Written request → Every record must be repeated exactly; omit any pictures they contain.

Exercise materials →
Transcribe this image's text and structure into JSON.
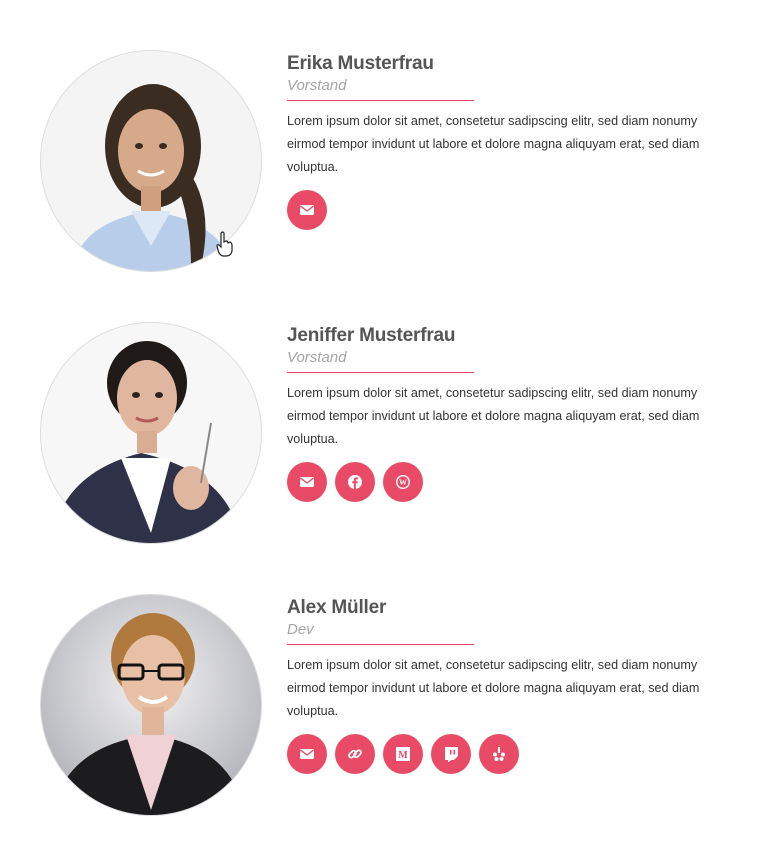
{
  "accent": "#e94b66",
  "team": [
    {
      "name": "Erika Musterfrau",
      "role": "Vorstand",
      "bio": "Lorem ipsum dolor sit amet, consetetur sadipscing elitr, sed diam nonumy eirmod tempor invidunt ut labore et dolore magna aliquyam erat, sed diam voluptua.",
      "socials": [
        "envelope-icon"
      ]
    },
    {
      "name": "Jeniffer Musterfrau",
      "role": "Vorstand",
      "bio": "Lorem ipsum dolor sit amet, consetetur sadipscing elitr, sed diam nonumy eirmod tempor invidunt ut labore et dolore magna aliquyam erat, sed diam voluptua.",
      "socials": [
        "envelope-icon",
        "facebook-icon",
        "wordpress-icon"
      ]
    },
    {
      "name": "Alex Müller",
      "role": "Dev",
      "bio": "Lorem ipsum dolor sit amet, consetetur sadipscing elitr, sed diam nonumy eirmod tempor invidunt ut labore et dolore magna aliquyam erat, sed diam voluptua.",
      "socials": [
        "envelope-icon",
        "link-icon",
        "medium-icon",
        "twitch-icon",
        "yelp-icon"
      ]
    }
  ]
}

Task answer →
Transcribe this image's text and structure into JSON.
{
  "accent": "#e94b66",
  "team": [
    {
      "name": "Erika Musterfrau",
      "role": "Vorstand",
      "bio": "Lorem ipsum dolor sit amet, consetetur sadipscing elitr, sed diam nonumy eirmod tempor invidunt ut labore et dolore magna aliquyam erat, sed diam voluptua.",
      "socials": [
        "envelope-icon"
      ]
    },
    {
      "name": "Jeniffer Musterfrau",
      "role": "Vorstand",
      "bio": "Lorem ipsum dolor sit amet, consetetur sadipscing elitr, sed diam nonumy eirmod tempor invidunt ut labore et dolore magna aliquyam erat, sed diam voluptua.",
      "socials": [
        "envelope-icon",
        "facebook-icon",
        "wordpress-icon"
      ]
    },
    {
      "name": "Alex Müller",
      "role": "Dev",
      "bio": "Lorem ipsum dolor sit amet, consetetur sadipscing elitr, sed diam nonumy eirmod tempor invidunt ut labore et dolore magna aliquyam erat, sed diam voluptua.",
      "socials": [
        "envelope-icon",
        "link-icon",
        "medium-icon",
        "twitch-icon",
        "yelp-icon"
      ]
    }
  ]
}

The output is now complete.